▶ _Do this_
Please restate the following records word for word.

Records from a dataset:

━━━━━━━━━━━━━━━━━━━━

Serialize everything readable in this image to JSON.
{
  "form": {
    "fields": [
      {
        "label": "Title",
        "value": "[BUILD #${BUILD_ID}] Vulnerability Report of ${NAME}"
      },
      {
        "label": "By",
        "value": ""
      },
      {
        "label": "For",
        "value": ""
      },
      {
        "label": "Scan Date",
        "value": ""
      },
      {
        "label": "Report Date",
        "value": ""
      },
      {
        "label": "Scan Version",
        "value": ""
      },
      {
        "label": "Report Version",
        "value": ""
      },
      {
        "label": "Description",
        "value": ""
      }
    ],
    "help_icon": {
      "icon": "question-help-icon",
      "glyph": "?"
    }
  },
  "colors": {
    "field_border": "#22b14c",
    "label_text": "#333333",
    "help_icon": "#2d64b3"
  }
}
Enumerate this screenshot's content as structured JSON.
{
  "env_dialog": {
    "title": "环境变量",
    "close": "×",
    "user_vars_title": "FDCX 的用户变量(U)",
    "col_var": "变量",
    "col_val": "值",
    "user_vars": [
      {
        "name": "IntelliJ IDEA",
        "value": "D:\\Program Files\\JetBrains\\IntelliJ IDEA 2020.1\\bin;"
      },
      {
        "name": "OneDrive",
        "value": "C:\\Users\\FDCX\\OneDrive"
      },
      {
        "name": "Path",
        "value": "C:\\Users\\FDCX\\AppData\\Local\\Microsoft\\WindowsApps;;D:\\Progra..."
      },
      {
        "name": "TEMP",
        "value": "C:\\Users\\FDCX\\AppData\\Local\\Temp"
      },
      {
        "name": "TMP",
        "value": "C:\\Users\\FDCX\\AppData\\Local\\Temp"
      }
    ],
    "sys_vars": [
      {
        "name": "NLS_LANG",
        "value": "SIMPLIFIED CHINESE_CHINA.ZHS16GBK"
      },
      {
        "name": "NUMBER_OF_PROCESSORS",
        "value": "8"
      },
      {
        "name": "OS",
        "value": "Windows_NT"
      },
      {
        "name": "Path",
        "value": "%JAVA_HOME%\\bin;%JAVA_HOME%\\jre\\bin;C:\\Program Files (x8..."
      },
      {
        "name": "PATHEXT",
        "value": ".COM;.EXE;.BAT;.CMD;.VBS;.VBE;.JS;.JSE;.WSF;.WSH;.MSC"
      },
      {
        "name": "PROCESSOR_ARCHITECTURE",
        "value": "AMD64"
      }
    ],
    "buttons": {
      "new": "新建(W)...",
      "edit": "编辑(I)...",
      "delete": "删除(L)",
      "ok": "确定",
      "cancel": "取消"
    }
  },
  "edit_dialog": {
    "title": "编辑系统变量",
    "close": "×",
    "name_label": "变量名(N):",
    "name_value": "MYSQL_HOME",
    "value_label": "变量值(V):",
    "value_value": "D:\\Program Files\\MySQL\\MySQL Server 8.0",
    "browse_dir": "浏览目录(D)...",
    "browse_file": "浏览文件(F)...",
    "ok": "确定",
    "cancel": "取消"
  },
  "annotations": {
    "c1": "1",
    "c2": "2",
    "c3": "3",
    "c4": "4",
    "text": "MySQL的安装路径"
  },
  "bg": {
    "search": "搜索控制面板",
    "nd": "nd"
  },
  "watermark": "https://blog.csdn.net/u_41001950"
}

━━━━━━━━━━━━━━━━━━━━

▶ _Exercise response_
Serialize everything readable in this image to JSON.
{
  "form": {
    "fields": [
      {
        "label": "Title",
        "value": "[BUILD #${BUILD_ID}] Vulnerability Report of ${NAME}"
      },
      {
        "label": "By",
        "value": ""
      },
      {
        "label": "For",
        "value": ""
      },
      {
        "label": "Scan Date",
        "value": ""
      },
      {
        "label": "Report Date",
        "value": ""
      },
      {
        "label": "Scan Version",
        "value": ""
      },
      {
        "label": "Report Version",
        "value": ""
      },
      {
        "label": "Description",
        "value": ""
      }
    ],
    "help_icon": {
      "icon": "question-help-icon",
      "glyph": "?"
    }
  },
  "colors": {
    "field_border": "#22b14c",
    "label_text": "#333333",
    "help_icon": "#2d64b3"
  }
}
Enumerate this screenshot's content as structured JSON.
{
  "env_dialog": {
    "title": "环境变量",
    "close": "×",
    "user_vars_title": "FDCX 的用户变量(U)",
    "col_var": "变量",
    "col_val": "值",
    "user_vars": [
      {
        "name": "IntelliJ IDEA",
        "value": "D:\\Program Files\\JetBrains\\IntelliJ IDEA 2020.1\\bin;"
      },
      {
        "name": "OneDrive",
        "value": "C:\\Users\\FDCX\\OneDrive"
      },
      {
        "name": "Path",
        "value": "C:\\Users\\FDCX\\AppData\\Local\\Microsoft\\WindowsApps;;D:\\Progra..."
      },
      {
        "name": "TEMP",
        "value": "C:\\Users\\FDCX\\AppData\\Local\\Temp"
      },
      {
        "name": "TMP",
        "value": "C:\\Users\\FDCX\\AppData\\Local\\Temp"
      }
    ],
    "sys_vars": [
      {
        "name": "NLS_LANG",
        "value": "SIMPLIFIED CHINESE_CHINA.ZHS16GBK"
      },
      {
        "name": "NUMBER_OF_PROCESSORS",
        "value": "8"
      },
      {
        "name": "OS",
        "value": "Windows_NT"
      },
      {
        "name": "Path",
        "value": "%JAVA_HOME%\\bin;%JAVA_HOME%\\jre\\bin;C:\\Program Files (x8..."
      },
      {
        "name": "PATHEXT",
        "value": ".COM;.EXE;.BAT;.CMD;.VBS;.VBE;.JS;.JSE;.WSF;.WSH;.MSC"
      },
      {
        "name": "PROCESSOR_ARCHITECTURE",
        "value": "AMD64"
      }
    ],
    "buttons": {
      "new": "新建(W)...",
      "edit": "编辑(I)...",
      "delete": "删除(L)",
      "ok": "确定",
      "cancel": "取消"
    }
  },
  "edit_dialog": {
    "title": "编辑系统变量",
    "close": "×",
    "name_label": "变量名(N):",
    "name_value": "MYSQL_HOME",
    "value_label": "变量值(V):",
    "value_value": "D:\\Program Files\\MySQL\\MySQL Server 8.0",
    "browse_dir": "浏览目录(D)...",
    "browse_file": "浏览文件(F)...",
    "ok": "确定",
    "cancel": "取消"
  },
  "annotations": {
    "c1": "1",
    "c2": "2",
    "c3": "3",
    "c4": "4",
    "text": "MySQL的安装路径"
  },
  "bg": {
    "search": "搜索控制面板",
    "nd": "nd"
  },
  "watermark": "https://blog.csdn.net/u_41001950"
}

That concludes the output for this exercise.